#### Brief:
Look through the data below for the string "Integrating", and copy every line where it turns up.

(Excerpts from a transcription dataset)
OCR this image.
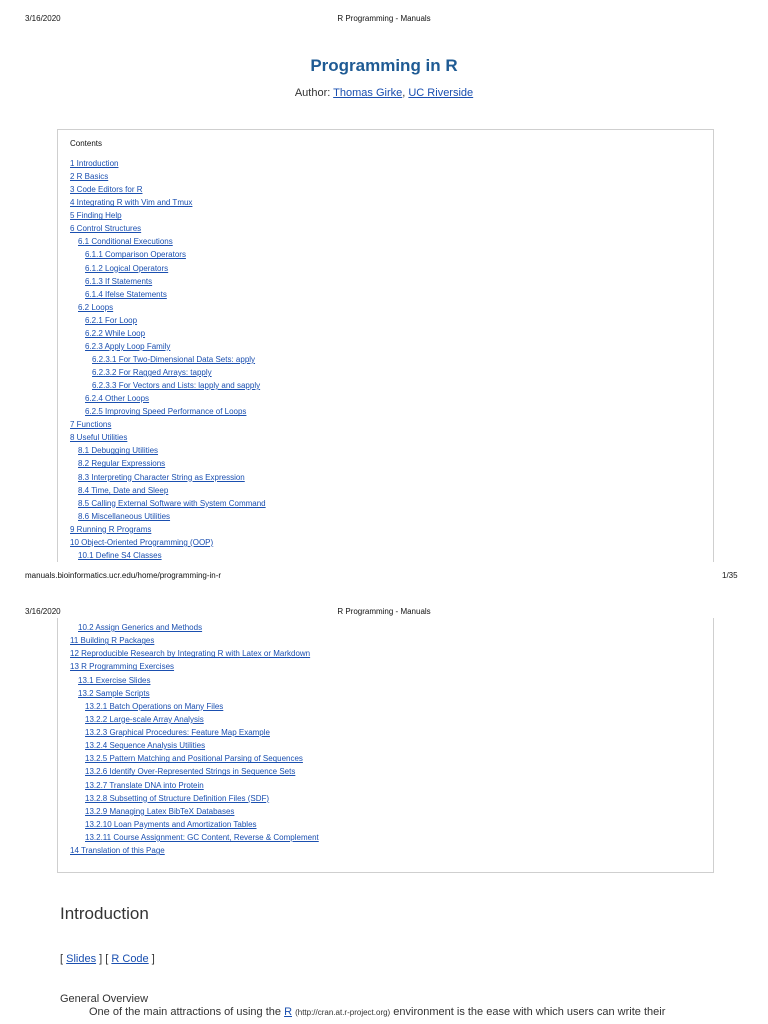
3/16/2020	R Programming - Manuals
Programming in R
Author: Thomas Girke, UC Riverside
Contents
1 Introduction
2 R Basics
3 Code Editors for R
4 Integrating R with Vim and Tmux
5 Finding Help
6 Control Structures
6.1 Conditional Executions
6.1.1 Comparison Operators
6.1.2 Logical Operators
6.1.3 If Statements
6.1.4 Ifelse Statements
6.2 Loops
6.2.1 For Loop
6.2.2 While Loop
6.2.3 Apply Loop Family
6.2.3.1 For Two-Dimensional Data Sets: apply
6.2.3.2 For Ragged Arrays: tapply
6.2.3.3 For Vectors and Lists: lapply and sapply
6.2.4 Other Loops
6.2.5 Improving Speed Performance of Loops
7 Functions
8 Useful Utilities
8.1 Debugging Utilities
8.2 Regular Expressions
8.3 Interpreting Character String as Expression
8.4 Time, Date and Sleep
8.5 Calling External Software with System Command
8.6 Miscellaneous Utilities
9 Running R Programs
10 Object-Oriented Programming (OOP)
10.1 Define S4 Classes
manuals.bioinformatics.ucr.edu/home/programming-in-r	1/35
3/16/2020	R Programming - Manuals
10.2 Assign Generics and Methods
11 Building R Packages
12 Reproducible Research by Integrating R with Latex or Markdown
13 R Programming Exercises
13.1 Exercise Slides
13.2 Sample Scripts
13.2.1 Batch Operations on Many Files
13.2.2 Large-scale Array Analysis
13.2.3 Graphical Procedures: Feature Map Example
13.2.4 Sequence Analysis Utilities
13.2.5 Pattern Matching and Positional Parsing of Sequences
13.2.6 Identify Over-Represented Strings in Sequence Sets
13.2.7 Translate DNA into Protein
13.2.8 Subsetting of Structure Definition Files (SDF)
13.2.9 Managing Latex BibTeX Databases
13.2.10 Loan Payments and Amortization Tables
13.2.11 Course Assignment: GC Content, Reverse & Complement
14 Translation of this Page
Introduction
[ Slides ] [ R Code ]
General Overview
One of the main attractions of using the R (http://cran.at.r-project.org) environment is the ease with which users can write their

#### Your solution:
4 Integrating R with Vim and Tmux
12 Reproducible Research by Integrating R with Latex or Markdown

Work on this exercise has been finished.